══ Exercise data ══
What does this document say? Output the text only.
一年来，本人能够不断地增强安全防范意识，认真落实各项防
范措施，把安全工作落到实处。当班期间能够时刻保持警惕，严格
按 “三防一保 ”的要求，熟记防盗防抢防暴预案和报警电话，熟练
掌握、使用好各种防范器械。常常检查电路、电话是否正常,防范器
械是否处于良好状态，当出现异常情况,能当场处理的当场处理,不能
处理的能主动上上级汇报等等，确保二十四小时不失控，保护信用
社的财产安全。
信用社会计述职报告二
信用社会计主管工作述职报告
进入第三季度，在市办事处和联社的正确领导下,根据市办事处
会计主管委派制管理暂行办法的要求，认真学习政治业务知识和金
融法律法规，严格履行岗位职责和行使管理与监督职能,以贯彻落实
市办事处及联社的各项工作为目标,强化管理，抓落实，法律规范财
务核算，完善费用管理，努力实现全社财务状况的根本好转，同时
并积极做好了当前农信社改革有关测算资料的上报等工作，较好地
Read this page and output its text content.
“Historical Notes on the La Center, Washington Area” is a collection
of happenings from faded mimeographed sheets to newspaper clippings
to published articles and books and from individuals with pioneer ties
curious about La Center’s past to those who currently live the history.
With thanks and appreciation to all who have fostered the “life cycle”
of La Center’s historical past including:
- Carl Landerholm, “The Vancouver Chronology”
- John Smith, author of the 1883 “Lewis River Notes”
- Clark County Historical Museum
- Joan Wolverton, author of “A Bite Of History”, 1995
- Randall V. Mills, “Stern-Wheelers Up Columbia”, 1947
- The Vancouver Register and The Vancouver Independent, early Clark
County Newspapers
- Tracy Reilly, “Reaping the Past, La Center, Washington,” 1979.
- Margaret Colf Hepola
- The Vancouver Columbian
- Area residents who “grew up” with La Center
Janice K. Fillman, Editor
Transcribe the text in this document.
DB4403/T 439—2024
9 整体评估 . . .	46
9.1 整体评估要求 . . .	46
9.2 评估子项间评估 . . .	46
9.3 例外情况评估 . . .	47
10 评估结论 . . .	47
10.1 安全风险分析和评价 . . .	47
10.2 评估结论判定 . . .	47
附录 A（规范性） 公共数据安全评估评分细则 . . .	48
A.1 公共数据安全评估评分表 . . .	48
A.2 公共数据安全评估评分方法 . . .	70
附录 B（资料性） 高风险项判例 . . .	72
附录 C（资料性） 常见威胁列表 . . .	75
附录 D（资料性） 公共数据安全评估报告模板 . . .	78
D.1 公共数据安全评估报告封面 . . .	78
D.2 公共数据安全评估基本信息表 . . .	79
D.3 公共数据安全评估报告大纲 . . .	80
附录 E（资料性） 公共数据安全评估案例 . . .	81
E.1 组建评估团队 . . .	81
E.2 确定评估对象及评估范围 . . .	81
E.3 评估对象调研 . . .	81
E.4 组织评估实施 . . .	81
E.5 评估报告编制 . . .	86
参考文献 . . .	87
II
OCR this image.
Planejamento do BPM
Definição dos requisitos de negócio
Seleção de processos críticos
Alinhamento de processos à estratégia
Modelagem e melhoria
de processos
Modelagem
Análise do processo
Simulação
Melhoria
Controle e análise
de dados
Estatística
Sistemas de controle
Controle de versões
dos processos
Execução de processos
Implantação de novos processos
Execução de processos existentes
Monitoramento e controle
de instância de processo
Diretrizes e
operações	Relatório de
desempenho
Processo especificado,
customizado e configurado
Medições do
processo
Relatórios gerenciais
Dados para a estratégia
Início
═══
What is required:
Extract the whole listing, character for character.

Full output:
What does this document say? Output the text only.
一年来，本人能够不断地增强安全防范意识，认真落实各项防
范措施，把安全工作落到实处。当班期间能够时刻保持警惕，严格
按 “三防一保 ”的要求，熟记防盗防抢防暴预案和报警电话，熟练
掌握、使用好各种防范器械。常常检查电路、电话是否正常,防范器
械是否处于良好状态，当出现异常情况,能当场处理的当场处理,不能
处理的能主动上上级汇报等等，确保二十四小时不失控，保护信用
社的财产安全。
信用社会计述职报告二
信用社会计主管工作述职报告
进入第三季度，在市办事处和联社的正确领导下,根据市办事处
会计主管委派制管理暂行办法的要求，认真学习政治业务知识和金
融法律法规，严格履行岗位职责和行使管理与监督职能,以贯彻落实
市办事处及联社的各项工作为目标,强化管理，抓落实，法律规范财
务核算，完善费用管理，努力实现全社财务状况的根本好转，同时
并积极做好了当前农信社改革有关测算资料的上报等工作，较好地
Read this page and output its text content.
“Historical Notes on the La Center, Washington Area” is a collection
of happenings from faded mimeographed sheets to newspaper clippings
to published articles and books and from individuals with pioneer ties
curious about La Center’s past to those who currently live the history.
With thanks and appreciation to all who have fostered the “life cycle”
of La Center’s historical past including:
- Carl Landerholm, “The Vancouver Chronology”
- John Smith, author of the 1883 “Lewis River Notes”
- Clark County Historical Museum
- Joan Wolverton, author of “A Bite Of History”, 1995
- Randall V. Mills, “Stern-Wheelers Up Columbia”, 1947
- The Vancouver Register and The Vancouver Independent, early Clark
County Newspapers
- Tracy Reilly, “Reaping the Past, La Center, Washington,” 1979.
- Margaret Colf Hepola
- The Vancouver Columbian
- Area residents who “grew up” with La Center
Janice K. Fillman, Editor
Transcribe the text in this document.
DB4403/T 439—2024
9 整体评估 . . .	46
9.1 整体评估要求 . . .	46
9.2 评估子项间评估 . . .	46
9.3 例外情况评估 . . .	47
10 评估结论 . . .	47
10.1 安全风险分析和评价 . . .	47
10.2 评估结论判定 . . .	47
附录 A（规范性） 公共数据安全评估评分细则 . . .	48
A.1 公共数据安全评估评分表 . . .	48
A.2 公共数据安全评估评分方法 . . .	70
附录 B（资料性） 高风险项判例 . . .	72
附录 C（资料性） 常见威胁列表 . . .	75
附录 D（资料性） 公共数据安全评估报告模板 . . .	78
D.1 公共数据安全评估报告封面 . . .	78
D.2 公共数据安全评估基本信息表 . . .	79
D.3 公共数据安全评估报告大纲 . . .	80
附录 E（资料性） 公共数据安全评估案例 . . .	81
E.1 组建评估团队 . . .	81
E.2 确定评估对象及评估范围 . . .	81
E.3 评估对象调研 . . .	81
E.4 组织评估实施 . . .	81
E.5 评估报告编制 . . .	86
参考文献 . . .	87
II
OCR this image.
Planejamento do BPM
Definição dos requisitos de negócio
Seleção de processos críticos
Alinhamento de processos à estratégia
Modelagem e melhoria
de processos
Modelagem
Análise do processo
Simulação
Melhoria
Controle e análise
de dados
Estatística
Sistemas de controle
Controle de versões
dos processos
Execução de processos
Implantação de novos processos
Execução de processos existentes
Monitoramento e controle
de instância de processo
Diretrizes e
operações	Relatório de
desempenho
Processo especificado,
customizado e configurado
Medições do
processo
Relatórios gerenciais
Dados para a estratégia
Início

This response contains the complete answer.